Entries shown
☆ ☆ ☆ ☆

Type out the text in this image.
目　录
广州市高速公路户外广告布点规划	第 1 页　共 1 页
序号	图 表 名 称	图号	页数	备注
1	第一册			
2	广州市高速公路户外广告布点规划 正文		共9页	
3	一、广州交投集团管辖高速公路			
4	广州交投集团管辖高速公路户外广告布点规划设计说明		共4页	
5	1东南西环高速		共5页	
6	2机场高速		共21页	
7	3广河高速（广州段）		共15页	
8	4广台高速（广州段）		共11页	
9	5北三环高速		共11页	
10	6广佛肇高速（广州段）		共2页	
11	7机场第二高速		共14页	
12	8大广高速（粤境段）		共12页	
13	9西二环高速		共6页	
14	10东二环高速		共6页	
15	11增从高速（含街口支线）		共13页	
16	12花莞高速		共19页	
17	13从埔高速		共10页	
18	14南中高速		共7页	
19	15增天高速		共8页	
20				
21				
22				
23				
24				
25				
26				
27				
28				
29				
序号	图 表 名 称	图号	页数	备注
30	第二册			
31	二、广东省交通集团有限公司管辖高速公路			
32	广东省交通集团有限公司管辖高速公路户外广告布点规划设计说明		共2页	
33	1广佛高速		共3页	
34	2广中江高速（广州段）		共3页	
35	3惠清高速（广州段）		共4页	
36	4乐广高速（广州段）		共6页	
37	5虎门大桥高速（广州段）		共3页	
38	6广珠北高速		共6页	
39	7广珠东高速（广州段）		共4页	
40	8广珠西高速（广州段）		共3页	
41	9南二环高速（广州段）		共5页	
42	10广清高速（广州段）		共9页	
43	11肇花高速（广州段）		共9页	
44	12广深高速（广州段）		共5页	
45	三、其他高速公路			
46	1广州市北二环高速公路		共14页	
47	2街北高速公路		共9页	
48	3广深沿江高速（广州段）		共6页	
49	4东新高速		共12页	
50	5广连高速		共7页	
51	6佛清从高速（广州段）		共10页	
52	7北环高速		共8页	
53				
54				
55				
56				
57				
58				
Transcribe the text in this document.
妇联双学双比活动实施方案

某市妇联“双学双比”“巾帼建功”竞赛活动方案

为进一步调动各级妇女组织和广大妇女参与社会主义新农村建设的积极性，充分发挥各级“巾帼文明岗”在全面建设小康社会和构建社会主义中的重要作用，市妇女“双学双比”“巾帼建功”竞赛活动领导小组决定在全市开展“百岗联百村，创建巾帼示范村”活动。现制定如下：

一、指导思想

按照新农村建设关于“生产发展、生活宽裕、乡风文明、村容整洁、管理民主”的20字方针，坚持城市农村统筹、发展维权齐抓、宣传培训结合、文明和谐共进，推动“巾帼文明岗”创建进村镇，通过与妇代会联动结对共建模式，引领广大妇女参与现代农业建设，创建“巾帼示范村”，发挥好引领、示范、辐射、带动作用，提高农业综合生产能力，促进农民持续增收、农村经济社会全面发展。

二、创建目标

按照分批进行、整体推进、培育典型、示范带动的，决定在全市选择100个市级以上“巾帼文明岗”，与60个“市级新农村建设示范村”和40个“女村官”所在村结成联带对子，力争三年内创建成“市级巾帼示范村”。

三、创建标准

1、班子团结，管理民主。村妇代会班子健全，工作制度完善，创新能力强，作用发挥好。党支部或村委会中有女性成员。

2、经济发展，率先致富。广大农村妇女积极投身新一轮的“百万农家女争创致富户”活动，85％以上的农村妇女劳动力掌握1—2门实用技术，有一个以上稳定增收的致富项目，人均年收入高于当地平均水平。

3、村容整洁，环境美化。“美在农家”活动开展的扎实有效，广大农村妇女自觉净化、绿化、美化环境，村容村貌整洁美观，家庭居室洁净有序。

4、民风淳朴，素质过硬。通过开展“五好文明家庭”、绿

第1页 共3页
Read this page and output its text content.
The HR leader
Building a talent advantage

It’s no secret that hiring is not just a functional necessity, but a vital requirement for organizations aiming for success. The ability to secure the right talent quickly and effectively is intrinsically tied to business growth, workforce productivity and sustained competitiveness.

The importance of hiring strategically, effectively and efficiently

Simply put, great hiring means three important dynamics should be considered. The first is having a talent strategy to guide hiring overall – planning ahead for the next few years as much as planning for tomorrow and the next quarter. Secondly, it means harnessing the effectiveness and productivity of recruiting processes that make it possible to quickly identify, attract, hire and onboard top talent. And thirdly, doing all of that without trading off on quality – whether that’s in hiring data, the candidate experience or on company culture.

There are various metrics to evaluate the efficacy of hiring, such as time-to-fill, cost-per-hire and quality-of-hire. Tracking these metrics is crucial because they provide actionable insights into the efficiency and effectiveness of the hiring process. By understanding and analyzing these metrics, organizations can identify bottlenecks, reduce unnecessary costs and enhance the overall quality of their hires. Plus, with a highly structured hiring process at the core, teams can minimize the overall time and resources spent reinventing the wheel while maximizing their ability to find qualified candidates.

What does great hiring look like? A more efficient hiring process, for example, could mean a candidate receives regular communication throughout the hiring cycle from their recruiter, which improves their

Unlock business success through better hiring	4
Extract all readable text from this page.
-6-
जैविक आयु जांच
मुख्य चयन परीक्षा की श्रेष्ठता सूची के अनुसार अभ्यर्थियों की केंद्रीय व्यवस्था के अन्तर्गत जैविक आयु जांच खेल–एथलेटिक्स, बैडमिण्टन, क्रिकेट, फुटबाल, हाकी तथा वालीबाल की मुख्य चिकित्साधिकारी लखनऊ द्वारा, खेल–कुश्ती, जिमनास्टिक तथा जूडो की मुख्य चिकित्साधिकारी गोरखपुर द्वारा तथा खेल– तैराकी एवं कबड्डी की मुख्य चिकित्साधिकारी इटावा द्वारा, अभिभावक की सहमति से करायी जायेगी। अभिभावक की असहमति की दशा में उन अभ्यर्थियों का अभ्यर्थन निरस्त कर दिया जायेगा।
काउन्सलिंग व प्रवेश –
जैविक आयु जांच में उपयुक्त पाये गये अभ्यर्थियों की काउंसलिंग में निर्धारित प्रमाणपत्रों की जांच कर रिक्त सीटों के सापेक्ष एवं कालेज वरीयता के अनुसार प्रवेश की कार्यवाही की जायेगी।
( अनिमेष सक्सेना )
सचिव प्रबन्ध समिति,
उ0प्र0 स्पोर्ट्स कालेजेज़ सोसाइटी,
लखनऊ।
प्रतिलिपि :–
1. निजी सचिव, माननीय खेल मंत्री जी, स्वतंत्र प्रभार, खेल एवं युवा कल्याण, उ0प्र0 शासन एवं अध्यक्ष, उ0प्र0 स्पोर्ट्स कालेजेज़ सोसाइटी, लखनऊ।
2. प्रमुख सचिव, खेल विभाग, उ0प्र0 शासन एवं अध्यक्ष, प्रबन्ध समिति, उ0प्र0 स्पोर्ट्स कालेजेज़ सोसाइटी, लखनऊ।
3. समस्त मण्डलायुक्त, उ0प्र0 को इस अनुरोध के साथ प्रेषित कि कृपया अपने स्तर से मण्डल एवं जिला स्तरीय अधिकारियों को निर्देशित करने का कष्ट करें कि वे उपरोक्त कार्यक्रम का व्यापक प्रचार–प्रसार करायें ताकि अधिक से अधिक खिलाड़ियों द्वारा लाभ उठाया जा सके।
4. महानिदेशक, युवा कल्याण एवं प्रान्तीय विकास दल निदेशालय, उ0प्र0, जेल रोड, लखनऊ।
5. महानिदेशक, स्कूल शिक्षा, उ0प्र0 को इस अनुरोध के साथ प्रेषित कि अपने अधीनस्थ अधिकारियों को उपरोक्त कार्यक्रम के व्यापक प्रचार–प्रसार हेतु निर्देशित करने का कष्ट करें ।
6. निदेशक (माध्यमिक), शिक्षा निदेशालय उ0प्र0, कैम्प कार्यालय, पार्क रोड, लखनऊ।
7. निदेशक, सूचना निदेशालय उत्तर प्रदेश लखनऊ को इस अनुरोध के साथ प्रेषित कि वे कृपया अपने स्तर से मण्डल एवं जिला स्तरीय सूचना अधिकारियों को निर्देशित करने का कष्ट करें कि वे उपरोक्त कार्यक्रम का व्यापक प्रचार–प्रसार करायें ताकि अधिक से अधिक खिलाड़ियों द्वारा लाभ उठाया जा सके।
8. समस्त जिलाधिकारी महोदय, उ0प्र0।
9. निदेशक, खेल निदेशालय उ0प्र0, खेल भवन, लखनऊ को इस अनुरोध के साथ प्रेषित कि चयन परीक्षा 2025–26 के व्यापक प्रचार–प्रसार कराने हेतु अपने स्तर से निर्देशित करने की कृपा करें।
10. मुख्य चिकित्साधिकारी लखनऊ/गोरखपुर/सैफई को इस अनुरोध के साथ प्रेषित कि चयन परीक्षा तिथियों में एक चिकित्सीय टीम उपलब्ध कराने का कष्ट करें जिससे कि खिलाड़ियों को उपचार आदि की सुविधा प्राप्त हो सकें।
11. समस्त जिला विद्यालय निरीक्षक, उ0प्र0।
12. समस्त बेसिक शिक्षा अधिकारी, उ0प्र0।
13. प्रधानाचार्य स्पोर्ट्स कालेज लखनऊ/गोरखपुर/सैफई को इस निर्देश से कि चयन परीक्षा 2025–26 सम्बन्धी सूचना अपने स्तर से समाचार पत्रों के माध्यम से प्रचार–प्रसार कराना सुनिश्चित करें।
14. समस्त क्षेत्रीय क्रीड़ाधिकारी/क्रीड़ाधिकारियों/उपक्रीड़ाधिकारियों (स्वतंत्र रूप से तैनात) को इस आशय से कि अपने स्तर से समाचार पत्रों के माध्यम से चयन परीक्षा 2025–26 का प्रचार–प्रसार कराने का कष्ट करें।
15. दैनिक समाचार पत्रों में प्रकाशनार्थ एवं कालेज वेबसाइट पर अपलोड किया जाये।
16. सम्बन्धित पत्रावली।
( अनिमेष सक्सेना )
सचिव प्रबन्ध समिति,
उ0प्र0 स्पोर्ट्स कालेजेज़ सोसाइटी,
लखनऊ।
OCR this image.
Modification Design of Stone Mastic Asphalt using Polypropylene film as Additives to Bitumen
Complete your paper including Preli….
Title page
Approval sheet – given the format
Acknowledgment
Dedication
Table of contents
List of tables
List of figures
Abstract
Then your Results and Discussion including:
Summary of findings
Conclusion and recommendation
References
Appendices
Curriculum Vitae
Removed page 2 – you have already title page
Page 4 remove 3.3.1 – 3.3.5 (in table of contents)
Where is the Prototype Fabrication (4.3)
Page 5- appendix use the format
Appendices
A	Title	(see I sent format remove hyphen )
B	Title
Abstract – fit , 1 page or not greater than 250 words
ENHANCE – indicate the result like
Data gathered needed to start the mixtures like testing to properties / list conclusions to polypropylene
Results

☆ ☆ ☆ ☆

What is needed
Scan the material and collect every line that contains "Abstract".

Result of the exercise
Abstract
Abstract – fit , 1 page or not greater than 250 words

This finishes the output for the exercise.